> _PROBLEM TO WORK ON_
Quote the whole listing verbatim.
▼
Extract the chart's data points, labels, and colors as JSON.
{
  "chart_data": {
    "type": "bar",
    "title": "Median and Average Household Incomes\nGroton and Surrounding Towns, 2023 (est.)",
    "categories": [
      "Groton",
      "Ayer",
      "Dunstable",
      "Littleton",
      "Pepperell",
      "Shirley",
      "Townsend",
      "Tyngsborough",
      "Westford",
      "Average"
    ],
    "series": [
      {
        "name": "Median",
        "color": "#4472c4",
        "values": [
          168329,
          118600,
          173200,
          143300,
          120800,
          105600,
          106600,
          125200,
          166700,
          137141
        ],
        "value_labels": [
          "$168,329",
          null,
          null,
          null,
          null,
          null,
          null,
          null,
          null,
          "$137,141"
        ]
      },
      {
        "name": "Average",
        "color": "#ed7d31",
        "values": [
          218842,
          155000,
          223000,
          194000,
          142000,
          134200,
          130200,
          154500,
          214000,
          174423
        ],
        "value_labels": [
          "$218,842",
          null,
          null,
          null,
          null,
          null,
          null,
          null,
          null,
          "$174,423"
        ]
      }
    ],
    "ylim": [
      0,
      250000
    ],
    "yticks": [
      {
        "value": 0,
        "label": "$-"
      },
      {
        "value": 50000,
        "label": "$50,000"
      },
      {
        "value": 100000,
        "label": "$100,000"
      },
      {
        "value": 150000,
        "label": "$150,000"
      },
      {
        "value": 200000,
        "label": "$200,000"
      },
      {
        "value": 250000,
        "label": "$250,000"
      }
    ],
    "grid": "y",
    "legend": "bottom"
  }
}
▲
> _REPLY_
Extract the chart's data points, labels, and colors as JSON.
{
  "chart_data": {
    "type": "bar",
    "title": "Median and Average Household Incomes\nGroton and Surrounding Towns, 2023 (est.)",
    "categories": [
      "Groton",
      "Ayer",
      "Dunstable",
      "Littleton",
      "Pepperell",
      "Shirley",
      "Townsend",
      "Tyngsborough",
      "Westford",
      "Average"
    ],
    "series": [
      {
        "name": "Median",
        "color": "#4472c4",
        "values": [
          168329,
          118600,
          173200,
          143300,
          120800,
          105600,
          106600,
          125200,
          166700,
          137141
        ],
        "value_labels": [
          "$168,329",
          null,
          null,
          null,
          null,
          null,
          null,
          null,
          null,
          "$137,141"
        ]
      },
      {
        "name": "Average",
        "color": "#ed7d31",
        "values": [
          218842,
          155000,
          223000,
          194000,
          142000,
          134200,
          130200,
          154500,
          214000,
          174423
        ],
        "value_labels": [
          "$218,842",
          null,
          null,
          null,
          null,
          null,
          null,
          null,
          null,
          "$174,423"
        ]
      }
    ],
    "ylim": [
      0,
      250000
    ],
    "yticks": [
      {
        "value": 0,
        "label": "$-"
      },
      {
        "value": 50000,
        "label": "$50,000"
      },
      {
        "value": 100000,
        "label": "$100,000"
      },
      {
        "value": 150000,
        "label": "$150,000"
      },
      {
        "value": 200000,
        "label": "$200,000"
      },
      {
        "value": 250000,
        "label": "$250,000"
      }
    ],
    "grid": "y",
    "legend": "bottom"
  }
}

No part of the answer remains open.